WRITTEN PROBLEM — Using the data beneath, show every line that includes the word "marker".

EXTRACTED INFORMATION —
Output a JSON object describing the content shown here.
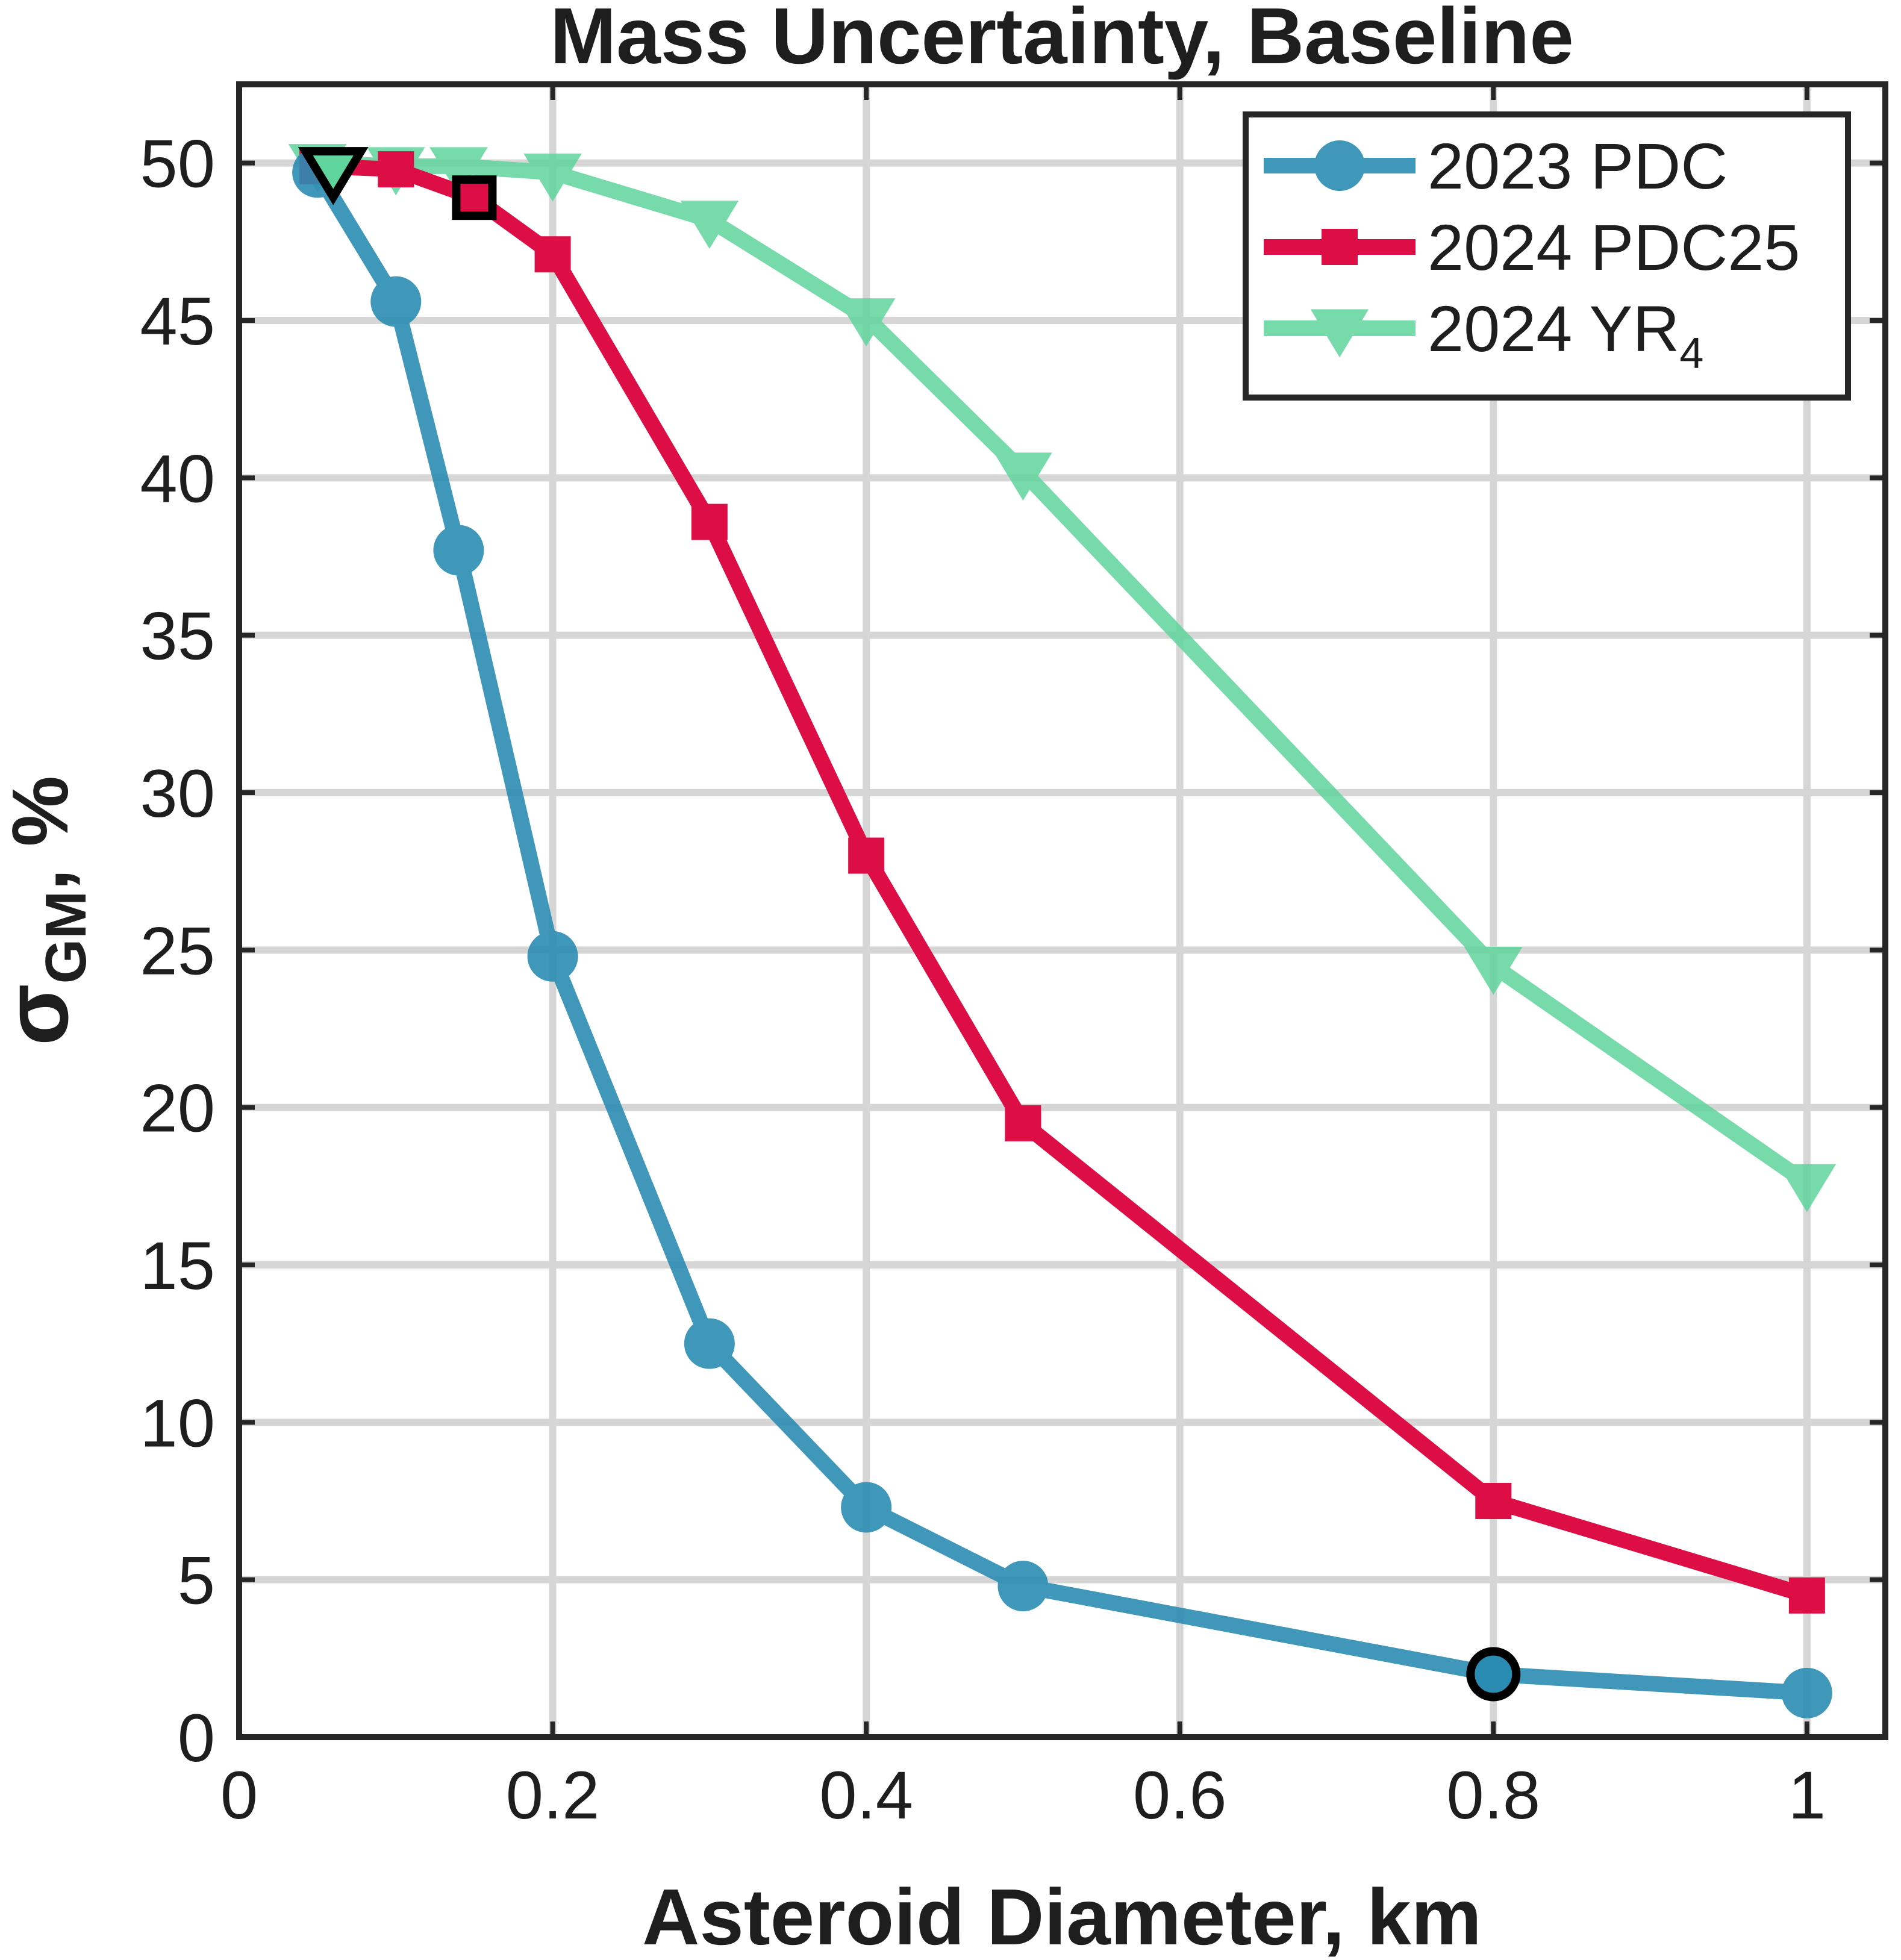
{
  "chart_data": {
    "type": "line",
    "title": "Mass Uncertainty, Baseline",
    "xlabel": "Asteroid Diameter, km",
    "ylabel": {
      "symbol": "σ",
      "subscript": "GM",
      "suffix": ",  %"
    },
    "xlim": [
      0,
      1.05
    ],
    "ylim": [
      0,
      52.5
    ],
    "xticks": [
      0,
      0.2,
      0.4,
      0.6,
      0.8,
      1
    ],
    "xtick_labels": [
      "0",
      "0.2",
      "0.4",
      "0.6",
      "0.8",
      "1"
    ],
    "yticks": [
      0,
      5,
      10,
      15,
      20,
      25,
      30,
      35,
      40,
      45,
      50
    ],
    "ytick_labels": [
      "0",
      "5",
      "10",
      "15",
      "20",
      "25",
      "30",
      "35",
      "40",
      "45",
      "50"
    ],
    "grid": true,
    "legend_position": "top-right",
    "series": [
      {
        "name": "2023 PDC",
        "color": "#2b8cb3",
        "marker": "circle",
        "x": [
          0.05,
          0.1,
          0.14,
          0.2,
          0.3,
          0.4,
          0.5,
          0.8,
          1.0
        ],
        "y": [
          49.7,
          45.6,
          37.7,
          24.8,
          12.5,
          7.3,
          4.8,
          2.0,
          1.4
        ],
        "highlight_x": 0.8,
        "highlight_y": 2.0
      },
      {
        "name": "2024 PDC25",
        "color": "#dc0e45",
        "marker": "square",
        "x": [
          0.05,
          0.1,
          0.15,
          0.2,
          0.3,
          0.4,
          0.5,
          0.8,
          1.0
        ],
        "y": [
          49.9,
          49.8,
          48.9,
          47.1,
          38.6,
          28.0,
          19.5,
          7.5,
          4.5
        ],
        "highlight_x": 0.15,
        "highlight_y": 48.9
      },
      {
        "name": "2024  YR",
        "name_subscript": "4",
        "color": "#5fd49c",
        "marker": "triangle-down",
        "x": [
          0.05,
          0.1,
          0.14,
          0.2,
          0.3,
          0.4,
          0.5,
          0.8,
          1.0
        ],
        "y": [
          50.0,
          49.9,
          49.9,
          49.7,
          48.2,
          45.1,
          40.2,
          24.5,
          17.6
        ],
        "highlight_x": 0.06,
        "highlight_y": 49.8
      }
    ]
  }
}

==

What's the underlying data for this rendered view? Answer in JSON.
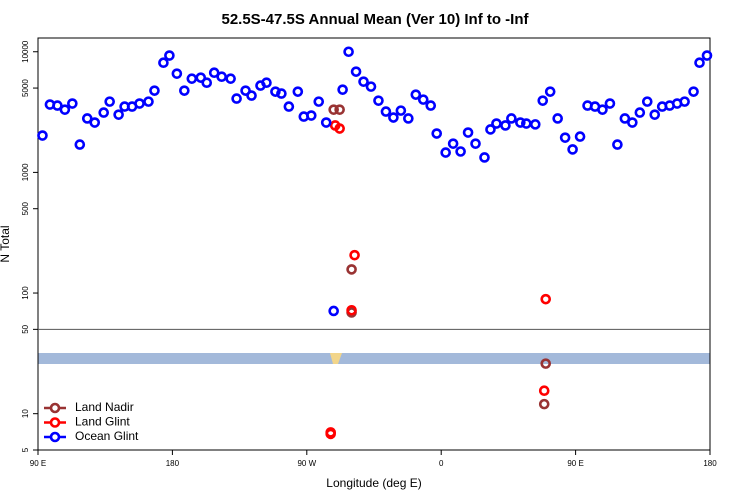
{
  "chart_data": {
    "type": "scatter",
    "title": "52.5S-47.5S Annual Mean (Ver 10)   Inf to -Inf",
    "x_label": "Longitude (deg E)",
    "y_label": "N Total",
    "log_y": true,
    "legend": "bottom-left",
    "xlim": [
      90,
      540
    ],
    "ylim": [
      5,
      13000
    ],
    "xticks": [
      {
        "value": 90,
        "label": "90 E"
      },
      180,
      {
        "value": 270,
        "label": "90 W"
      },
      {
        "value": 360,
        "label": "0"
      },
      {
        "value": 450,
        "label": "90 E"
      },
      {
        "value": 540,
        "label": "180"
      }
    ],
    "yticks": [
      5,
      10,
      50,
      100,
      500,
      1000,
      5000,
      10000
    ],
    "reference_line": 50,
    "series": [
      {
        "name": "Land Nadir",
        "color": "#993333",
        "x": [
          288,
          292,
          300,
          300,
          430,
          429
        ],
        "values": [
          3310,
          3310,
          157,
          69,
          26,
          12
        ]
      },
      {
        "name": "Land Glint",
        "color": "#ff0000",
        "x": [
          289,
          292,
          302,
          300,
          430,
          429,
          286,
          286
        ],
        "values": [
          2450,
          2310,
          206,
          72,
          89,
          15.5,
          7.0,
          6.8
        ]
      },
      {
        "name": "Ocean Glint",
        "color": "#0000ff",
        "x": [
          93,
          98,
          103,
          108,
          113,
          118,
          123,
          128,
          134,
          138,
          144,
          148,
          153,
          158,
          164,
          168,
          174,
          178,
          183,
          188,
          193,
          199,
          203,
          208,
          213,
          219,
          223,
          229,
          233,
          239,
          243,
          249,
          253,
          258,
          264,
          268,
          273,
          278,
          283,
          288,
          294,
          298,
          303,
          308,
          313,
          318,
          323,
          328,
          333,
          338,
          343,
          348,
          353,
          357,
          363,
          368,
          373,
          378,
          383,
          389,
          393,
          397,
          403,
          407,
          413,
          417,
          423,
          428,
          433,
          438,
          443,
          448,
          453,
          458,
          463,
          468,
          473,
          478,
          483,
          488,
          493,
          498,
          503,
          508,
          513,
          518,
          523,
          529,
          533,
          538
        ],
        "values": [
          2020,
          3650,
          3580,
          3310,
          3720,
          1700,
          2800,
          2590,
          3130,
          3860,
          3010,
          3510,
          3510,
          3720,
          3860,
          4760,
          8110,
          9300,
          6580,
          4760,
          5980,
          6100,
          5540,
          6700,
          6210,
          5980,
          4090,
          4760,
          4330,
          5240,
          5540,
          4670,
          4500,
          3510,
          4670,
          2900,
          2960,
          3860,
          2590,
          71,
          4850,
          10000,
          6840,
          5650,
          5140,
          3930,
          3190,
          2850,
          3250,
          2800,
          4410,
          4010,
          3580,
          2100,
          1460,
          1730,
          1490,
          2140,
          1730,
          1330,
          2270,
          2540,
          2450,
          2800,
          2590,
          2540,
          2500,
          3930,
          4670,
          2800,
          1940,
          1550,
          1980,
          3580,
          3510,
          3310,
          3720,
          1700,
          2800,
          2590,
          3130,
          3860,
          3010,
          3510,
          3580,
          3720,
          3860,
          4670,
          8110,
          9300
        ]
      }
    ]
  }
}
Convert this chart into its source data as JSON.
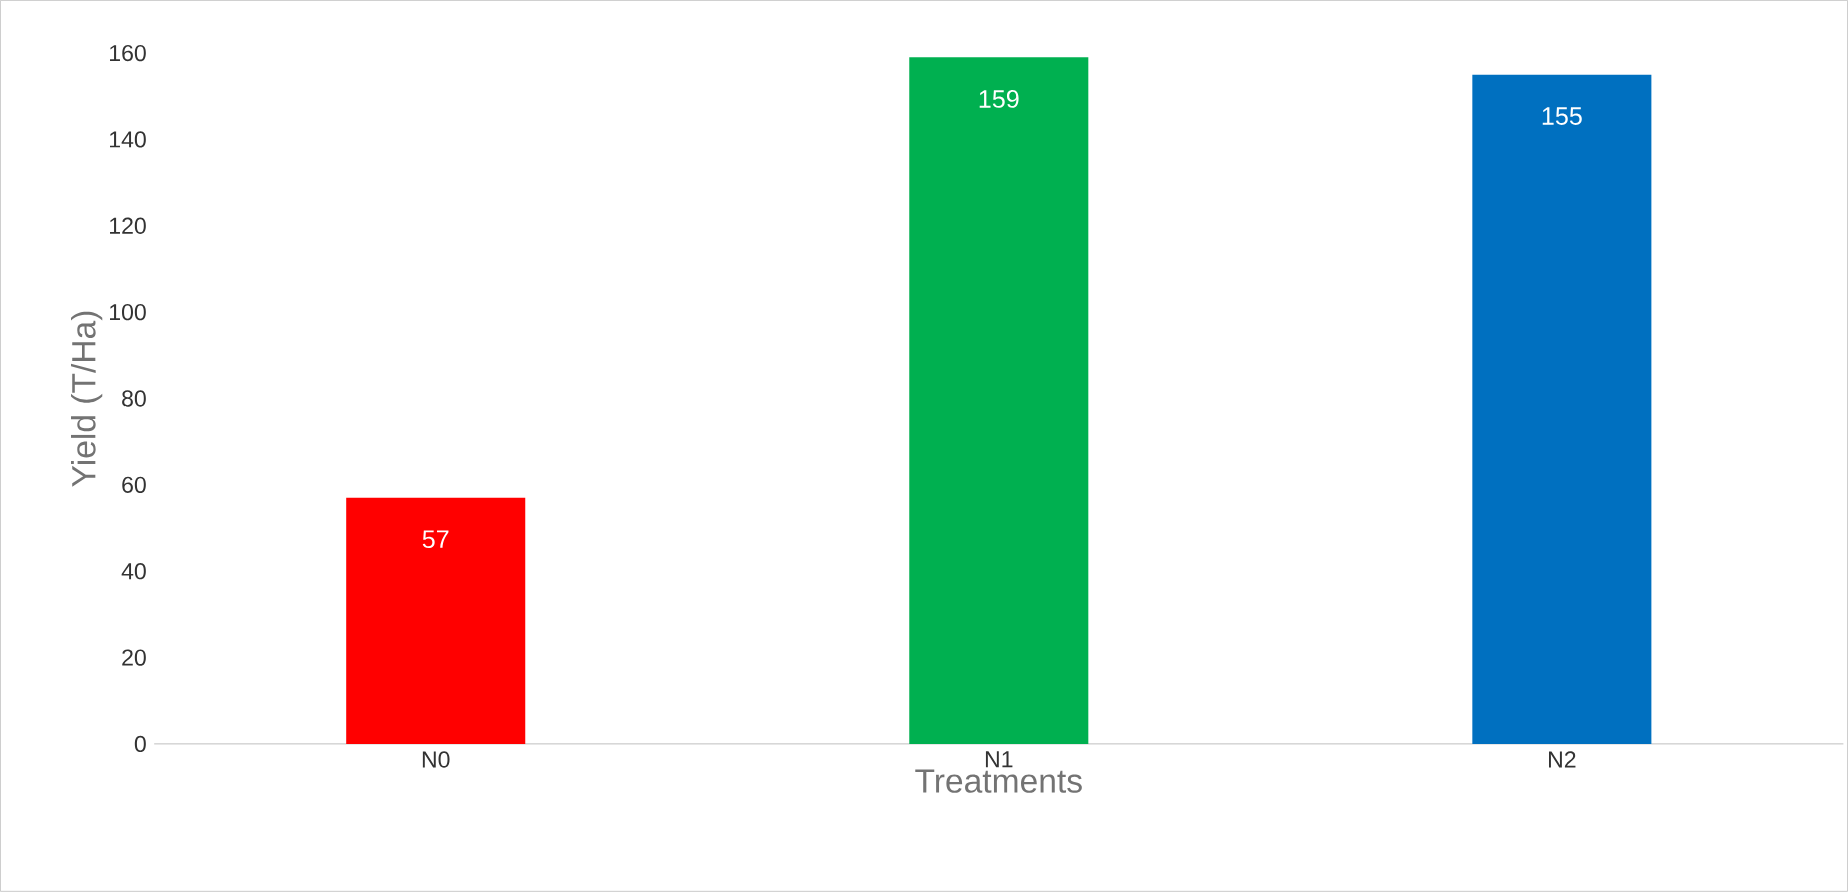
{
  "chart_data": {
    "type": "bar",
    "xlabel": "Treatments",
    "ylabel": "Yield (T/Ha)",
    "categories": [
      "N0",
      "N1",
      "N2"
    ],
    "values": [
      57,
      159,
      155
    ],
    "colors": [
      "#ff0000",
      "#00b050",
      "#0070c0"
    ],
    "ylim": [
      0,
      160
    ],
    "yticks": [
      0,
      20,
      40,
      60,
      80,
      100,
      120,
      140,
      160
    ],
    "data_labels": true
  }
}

--

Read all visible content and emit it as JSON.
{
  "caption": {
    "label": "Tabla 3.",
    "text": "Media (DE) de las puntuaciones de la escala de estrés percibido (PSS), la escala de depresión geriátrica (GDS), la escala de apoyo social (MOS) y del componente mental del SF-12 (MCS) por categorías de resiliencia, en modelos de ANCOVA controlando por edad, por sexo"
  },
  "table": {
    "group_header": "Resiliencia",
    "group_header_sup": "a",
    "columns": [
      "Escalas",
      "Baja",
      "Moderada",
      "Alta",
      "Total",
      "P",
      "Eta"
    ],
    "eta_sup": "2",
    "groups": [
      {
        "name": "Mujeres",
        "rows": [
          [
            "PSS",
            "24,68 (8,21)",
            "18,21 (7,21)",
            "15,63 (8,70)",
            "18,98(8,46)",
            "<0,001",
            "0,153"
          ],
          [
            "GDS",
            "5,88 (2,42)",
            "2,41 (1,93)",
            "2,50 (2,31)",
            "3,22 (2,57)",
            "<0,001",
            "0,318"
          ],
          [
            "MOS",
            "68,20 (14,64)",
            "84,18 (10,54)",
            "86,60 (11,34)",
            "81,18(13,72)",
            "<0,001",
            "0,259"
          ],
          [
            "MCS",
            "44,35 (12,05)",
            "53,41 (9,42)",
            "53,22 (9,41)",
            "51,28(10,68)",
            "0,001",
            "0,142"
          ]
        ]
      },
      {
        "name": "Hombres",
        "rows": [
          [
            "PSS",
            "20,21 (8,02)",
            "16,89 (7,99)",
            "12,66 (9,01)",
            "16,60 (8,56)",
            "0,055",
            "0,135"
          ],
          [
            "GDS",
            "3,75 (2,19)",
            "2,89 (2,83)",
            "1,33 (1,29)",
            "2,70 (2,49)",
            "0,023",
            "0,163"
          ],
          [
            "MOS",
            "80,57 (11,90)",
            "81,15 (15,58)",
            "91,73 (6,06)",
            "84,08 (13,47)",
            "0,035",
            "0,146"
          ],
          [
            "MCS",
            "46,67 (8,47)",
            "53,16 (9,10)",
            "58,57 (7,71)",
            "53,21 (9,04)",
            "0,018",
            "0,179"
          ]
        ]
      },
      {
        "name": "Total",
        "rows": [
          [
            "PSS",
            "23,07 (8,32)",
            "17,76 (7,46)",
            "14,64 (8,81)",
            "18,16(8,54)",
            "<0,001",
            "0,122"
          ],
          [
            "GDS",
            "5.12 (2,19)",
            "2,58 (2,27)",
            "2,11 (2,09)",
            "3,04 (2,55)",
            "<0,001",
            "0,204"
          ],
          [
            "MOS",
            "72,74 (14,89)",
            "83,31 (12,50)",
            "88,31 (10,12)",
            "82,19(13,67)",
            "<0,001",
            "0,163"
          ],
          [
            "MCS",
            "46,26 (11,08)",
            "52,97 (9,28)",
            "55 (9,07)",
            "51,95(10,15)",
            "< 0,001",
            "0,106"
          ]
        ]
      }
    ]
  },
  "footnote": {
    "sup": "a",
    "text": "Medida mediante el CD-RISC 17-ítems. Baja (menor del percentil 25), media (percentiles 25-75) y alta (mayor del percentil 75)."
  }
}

WRITTEN ANSWER —
        "marker": "circle",
        "marker": "square",
        "marker": "triangle-down",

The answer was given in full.